## Aim of the exercise
Reproduce the passage of the pandas labeling thread that runs from "I need a solution" up to and including "anyone help me?", word for word.

Document text Block Start

I need a solution for the following problem. What I have is a timestamp and a value. This value can change positive, negative or remains steady. As soon as it changes positively from one row to another or stays steady, I want to add a label in a new column. If the value continues to increase, the same label should be added to the row. As soon as the value changes negatively, a zero should be entered as label. Can anyone help me?
Input Data
df_raw = pd.DataFrame(
{
"timestamp": [
"2017-06-16 05:19:18.993",
"2017-06-16 05:19:28.993",
"2017-06-16 05:19:38.993",
"2017-06-16 05:19:48.993",
"2017-06-16 05:19:58.993",
"2017-06-16 05:25:08.993",
"2017-06-16 05:25:18.993",
"2017-06-16 07:44:28.993",
"2017-06-16 07:45:38.993",
],
"signalvalue": [0.0, 12.0, 22.0, 13.0, 0.0, 30.0, 0.0, 3.0, 6.0],
}
)
timestamp signalvalue
0 2017-06-16 05:19:18.993 0.0
1 2017-06-16 05:19:28.993 12.0
2 2017-06-16 05:19:38.993 22.0
3 2017-06-16 05:19:48.993 13.0
4 2017-06-16 05:19:58.993 0.0
5 2017-06-16 05:25:08.993 30.0
6 2017-06-16 05:25:18.993 0.0
7 2017-06-16 07:44:28.993 3.0
8 2017-06-16 07:45:38.993 6.0
Desired Output
timestamp signalvalue label
0 2017-06-16 05:19:18.993 0.0 0
1 2017-06-16 05:19:28.993 12.0 1
2 2017-06-16 05:19:38.993 22.0 1
3 2017-06-16 05:19:48.993 13.0 0
4 2017-06-16 05:19:58.993 0.0 0
5 2017-06-16 05:25:08.993 30.0 2
6 2017-06-16 05:25:18.993 0.0 0
7 2017-06-16 07:44:28.993 3.0 3
8 2017-06-16 07:45:38.993 6.0 3
You can compute a mask based on the diff
of the successive values, if greater than zero. Then keep only the first item of each stretch to compute a cumsum
:
m1= df_raw['signalvalue'].diff().gt(0)
df_raw['label'] = (m1&m1.ne(m1.shift())).cumsum()*m1.astype(int)
Output:
timestamp signalvalue label
0 2017-06-16 05:19:18.993 0.0 0
1 2017-06-16 05:19:28.993 12.0 1
2 2017-06-16 05:19:38.993 22.0 1
3 2017-06-16 05:19:48.993 13.0 0
4 2017-06-16 05:19:58.993 0.0 0
5 2017-06-16 05:25:08.993 30.0 2
6 2017-06-16 05:25:18.993 0.0 0
7 2017-06-16 07:44:28.993 3.0 3
8 2017-06-16 07:45:38.993 6.0 3

Document text Block End
Input data Block Start

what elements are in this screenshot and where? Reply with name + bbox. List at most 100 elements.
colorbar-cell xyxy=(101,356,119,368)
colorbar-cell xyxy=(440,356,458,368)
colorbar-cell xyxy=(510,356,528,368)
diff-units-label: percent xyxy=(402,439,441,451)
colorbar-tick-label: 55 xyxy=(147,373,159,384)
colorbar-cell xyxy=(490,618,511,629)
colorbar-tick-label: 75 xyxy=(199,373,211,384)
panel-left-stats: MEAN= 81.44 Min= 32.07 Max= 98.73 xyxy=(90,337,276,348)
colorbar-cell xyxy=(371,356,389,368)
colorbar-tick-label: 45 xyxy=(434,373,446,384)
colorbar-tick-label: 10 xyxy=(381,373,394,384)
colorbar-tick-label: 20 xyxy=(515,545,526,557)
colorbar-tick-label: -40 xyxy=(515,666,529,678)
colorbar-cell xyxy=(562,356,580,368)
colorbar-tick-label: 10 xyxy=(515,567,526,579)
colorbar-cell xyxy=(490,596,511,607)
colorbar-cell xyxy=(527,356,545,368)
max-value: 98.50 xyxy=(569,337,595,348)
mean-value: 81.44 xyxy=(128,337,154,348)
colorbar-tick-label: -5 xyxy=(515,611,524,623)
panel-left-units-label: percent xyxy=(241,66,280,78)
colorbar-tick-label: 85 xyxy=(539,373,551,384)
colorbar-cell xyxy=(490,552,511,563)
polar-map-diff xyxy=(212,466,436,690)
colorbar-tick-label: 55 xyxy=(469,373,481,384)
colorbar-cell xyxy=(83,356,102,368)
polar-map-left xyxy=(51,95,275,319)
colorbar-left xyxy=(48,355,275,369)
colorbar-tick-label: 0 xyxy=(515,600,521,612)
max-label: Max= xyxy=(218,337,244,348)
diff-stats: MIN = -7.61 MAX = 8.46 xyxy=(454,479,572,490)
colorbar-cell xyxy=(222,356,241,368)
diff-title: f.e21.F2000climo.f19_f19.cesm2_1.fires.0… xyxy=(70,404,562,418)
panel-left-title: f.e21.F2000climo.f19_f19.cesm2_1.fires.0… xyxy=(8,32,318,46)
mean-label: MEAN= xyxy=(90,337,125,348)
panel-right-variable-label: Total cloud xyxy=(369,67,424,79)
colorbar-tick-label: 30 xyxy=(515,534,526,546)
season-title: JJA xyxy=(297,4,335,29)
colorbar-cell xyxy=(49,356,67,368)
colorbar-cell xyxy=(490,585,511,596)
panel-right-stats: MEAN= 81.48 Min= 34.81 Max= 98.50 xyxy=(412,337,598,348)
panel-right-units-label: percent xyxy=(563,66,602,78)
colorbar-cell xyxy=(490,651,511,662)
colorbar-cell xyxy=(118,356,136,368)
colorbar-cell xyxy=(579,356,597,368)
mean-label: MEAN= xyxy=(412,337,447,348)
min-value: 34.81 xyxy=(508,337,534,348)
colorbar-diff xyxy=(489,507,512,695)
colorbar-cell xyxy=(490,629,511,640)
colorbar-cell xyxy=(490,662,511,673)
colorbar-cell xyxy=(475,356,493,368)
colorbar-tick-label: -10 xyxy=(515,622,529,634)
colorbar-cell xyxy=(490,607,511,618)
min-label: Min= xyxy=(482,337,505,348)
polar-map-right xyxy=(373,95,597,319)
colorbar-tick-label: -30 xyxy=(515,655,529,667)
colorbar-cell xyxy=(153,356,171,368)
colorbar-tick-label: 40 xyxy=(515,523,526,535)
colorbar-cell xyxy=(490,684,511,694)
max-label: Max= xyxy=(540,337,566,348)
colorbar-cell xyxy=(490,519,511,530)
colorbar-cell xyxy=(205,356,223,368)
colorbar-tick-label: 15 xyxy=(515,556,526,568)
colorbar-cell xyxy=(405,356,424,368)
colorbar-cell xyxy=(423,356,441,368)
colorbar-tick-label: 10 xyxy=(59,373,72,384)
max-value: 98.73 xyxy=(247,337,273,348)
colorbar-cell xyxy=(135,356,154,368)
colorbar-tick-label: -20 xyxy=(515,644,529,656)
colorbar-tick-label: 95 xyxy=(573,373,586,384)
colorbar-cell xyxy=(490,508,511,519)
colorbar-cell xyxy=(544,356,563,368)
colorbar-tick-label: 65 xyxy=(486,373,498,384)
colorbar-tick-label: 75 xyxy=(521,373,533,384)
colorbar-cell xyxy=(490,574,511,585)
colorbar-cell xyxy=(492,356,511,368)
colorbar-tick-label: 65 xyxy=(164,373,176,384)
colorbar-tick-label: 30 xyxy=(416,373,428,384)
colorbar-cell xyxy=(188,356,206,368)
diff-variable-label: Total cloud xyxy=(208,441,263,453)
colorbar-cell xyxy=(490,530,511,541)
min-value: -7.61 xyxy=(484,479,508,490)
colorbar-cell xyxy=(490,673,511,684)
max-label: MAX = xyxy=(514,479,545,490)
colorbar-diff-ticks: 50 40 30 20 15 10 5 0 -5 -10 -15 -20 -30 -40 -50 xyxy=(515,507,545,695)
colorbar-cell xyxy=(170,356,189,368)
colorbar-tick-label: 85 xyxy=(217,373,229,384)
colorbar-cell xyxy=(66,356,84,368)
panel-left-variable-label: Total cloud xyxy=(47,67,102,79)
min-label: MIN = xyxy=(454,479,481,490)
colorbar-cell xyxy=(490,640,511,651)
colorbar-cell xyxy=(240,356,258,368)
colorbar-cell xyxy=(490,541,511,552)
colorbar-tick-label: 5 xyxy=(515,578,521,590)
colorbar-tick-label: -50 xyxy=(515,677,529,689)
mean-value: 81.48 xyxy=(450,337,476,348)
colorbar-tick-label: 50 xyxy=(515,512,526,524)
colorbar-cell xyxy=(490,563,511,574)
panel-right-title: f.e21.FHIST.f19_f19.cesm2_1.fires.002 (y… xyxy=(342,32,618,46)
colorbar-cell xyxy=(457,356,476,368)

Input data Block End

## Problem solution
I need a solution for the following problem. What I have is a timestamp and a value. This value can change positive, negative or remains steady. As soon as it changes positively from one row to another or stays steady, I want to add a label in a new column. If the value continues to increase, the same label should be added to the row. As soon as the value changes negatively, a zero should be entered as label. Can anyone help me?